Challenge => Copy out, exactly as written, only the line containing "Output the text content of this document." and the lines after it through the end of the records.

------ Materials provided

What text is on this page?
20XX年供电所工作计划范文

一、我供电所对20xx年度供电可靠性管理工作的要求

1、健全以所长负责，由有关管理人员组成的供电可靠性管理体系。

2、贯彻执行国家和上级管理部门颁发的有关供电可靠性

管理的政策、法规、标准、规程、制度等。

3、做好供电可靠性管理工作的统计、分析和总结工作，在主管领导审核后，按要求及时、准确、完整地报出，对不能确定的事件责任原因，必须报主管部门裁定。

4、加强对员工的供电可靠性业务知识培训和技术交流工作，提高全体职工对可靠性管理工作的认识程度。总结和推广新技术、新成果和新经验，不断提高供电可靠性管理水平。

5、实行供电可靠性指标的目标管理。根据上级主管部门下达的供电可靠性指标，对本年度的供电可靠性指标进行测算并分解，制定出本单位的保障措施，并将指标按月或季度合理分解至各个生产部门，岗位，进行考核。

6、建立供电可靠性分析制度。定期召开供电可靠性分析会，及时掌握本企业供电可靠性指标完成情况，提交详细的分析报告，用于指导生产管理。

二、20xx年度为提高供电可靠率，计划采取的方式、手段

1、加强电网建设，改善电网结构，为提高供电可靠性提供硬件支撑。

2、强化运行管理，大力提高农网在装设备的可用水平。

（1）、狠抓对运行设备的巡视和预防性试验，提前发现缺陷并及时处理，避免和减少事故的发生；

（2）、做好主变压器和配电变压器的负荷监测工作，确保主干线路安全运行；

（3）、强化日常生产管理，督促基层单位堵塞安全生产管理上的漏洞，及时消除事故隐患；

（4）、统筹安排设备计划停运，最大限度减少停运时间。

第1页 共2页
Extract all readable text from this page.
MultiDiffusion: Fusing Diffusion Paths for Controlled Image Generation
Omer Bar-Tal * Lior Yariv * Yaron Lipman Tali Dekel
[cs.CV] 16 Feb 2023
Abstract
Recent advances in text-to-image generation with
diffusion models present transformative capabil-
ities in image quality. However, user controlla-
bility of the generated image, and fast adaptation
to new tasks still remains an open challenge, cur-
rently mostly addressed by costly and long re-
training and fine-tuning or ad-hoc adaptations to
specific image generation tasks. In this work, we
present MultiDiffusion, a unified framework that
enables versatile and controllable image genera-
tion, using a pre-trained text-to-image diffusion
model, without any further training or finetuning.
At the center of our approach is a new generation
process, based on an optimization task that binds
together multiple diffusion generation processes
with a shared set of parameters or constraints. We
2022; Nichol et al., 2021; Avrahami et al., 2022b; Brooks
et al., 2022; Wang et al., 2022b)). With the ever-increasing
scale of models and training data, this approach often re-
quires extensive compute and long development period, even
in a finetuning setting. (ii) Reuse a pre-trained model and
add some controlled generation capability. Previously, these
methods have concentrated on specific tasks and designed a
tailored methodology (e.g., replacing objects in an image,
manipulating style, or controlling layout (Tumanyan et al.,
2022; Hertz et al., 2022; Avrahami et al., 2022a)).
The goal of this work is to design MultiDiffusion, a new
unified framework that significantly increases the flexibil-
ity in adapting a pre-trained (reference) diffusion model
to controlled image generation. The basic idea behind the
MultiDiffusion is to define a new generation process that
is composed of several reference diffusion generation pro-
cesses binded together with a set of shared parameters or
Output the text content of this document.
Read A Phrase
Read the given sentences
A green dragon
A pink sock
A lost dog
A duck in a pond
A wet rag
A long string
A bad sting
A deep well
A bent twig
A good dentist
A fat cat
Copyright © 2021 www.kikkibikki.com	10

------------

The reply =>
Output the text content of this document.
Read A Phrase
Read the given sentences
A green dragon
A pink sock
A lost dog
A duck in a pond
A wet rag
A long string
A bad sting
A deep well
A bent twig
A good dentist
A fat cat
Copyright © 2021 www.kikkibikki.com	10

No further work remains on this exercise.